[Provided material]:
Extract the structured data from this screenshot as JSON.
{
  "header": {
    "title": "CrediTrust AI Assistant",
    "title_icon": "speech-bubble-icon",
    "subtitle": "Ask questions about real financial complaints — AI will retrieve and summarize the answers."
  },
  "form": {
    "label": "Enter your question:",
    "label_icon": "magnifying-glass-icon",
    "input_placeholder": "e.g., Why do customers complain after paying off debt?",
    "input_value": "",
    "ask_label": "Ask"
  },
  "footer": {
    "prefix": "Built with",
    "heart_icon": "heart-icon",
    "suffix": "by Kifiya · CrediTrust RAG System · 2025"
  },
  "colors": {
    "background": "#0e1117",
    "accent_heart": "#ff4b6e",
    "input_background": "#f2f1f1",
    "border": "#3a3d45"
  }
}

--

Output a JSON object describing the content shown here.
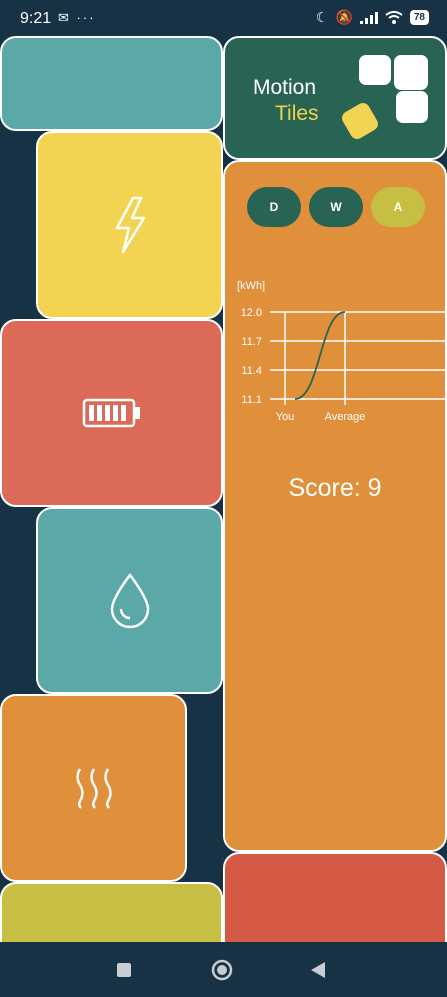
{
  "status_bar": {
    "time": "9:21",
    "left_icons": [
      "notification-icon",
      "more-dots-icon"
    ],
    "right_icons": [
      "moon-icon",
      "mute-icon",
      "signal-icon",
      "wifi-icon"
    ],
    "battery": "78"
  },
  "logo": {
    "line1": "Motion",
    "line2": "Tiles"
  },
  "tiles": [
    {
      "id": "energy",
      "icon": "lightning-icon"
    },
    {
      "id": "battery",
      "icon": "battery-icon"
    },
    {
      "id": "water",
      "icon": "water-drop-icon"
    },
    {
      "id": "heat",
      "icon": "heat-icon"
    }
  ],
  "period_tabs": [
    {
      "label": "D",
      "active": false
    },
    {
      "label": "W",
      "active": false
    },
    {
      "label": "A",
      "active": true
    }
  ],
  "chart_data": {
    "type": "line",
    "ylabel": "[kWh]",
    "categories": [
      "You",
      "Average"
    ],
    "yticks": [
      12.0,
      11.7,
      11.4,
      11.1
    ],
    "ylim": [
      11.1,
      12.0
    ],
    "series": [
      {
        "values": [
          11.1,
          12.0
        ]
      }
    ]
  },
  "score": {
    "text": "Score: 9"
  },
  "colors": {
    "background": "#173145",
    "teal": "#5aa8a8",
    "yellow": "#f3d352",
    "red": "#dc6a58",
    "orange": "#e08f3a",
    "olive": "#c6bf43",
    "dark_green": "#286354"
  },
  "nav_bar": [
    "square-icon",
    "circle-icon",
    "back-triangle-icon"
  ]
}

[The request]: Search the listing for the string "JSON". Copy each line where it turns up.

[The result]:
Extract the structured data from this screenshot as JSON.
Output a JSON object describing the content shown here.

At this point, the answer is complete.